[Begin Task material]
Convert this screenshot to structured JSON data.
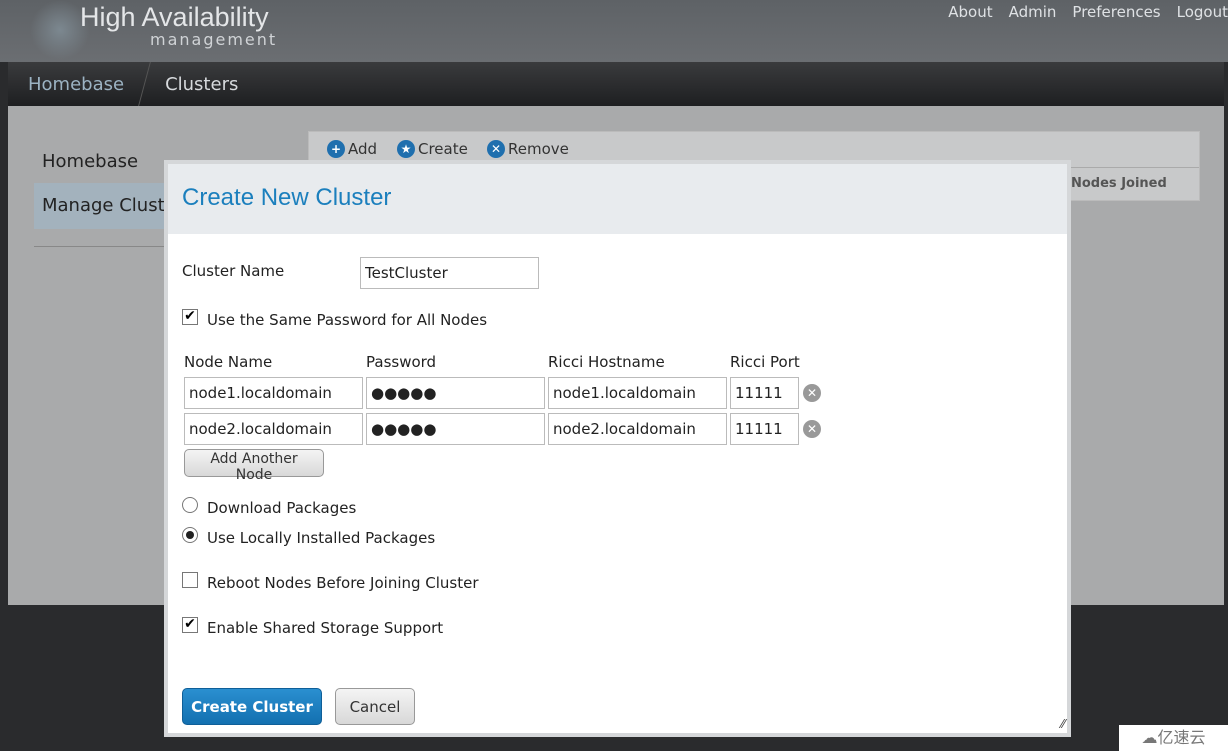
{
  "header": {
    "brand": "High Availability",
    "brand_sub": "management",
    "links": [
      "About",
      "Admin",
      "Preferences",
      "Logout"
    ]
  },
  "breadcrumb": [
    "Homebase",
    "Clusters"
  ],
  "sidebar": [
    "Homebase",
    "Manage Clusters"
  ],
  "toolbar": {
    "add": "Add",
    "create": "Create",
    "remove": "Remove",
    "column": "Nodes Joined"
  },
  "dialog": {
    "title": "Create New Cluster",
    "cluster_name_label": "Cluster Name",
    "cluster_name": "TestCluster",
    "same_password_label": "Use the Same Password for All Nodes",
    "same_password": true,
    "columns": [
      "Node Name",
      "Password",
      "Ricci Hostname",
      "Ricci Port"
    ],
    "nodes": [
      {
        "name": "node1.localdomain",
        "password": "●●●●●",
        "hostname": "node1.localdomain",
        "port": "11111"
      },
      {
        "name": "node2.localdomain",
        "password": "●●●●●",
        "hostname": "node2.localdomain",
        "port": "11111"
      }
    ],
    "add_node": "Add Another Node",
    "download_label": "Download Packages",
    "local_label": "Use Locally Installed Packages",
    "package_choice": "local",
    "reboot_label": "Reboot Nodes Before Joining Cluster",
    "reboot": false,
    "shared_label": "Enable Shared Storage Support",
    "shared": true,
    "create_btn": "Create Cluster",
    "cancel_btn": "Cancel"
  },
  "watermark": "☁亿速云"
}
[End Task material]
Written problem:
List each line of the records that holds the string "Create".

Task solution:
    "create": "Create",
    "title": "Create New Cluster",
    "create_btn": "Create Cluster",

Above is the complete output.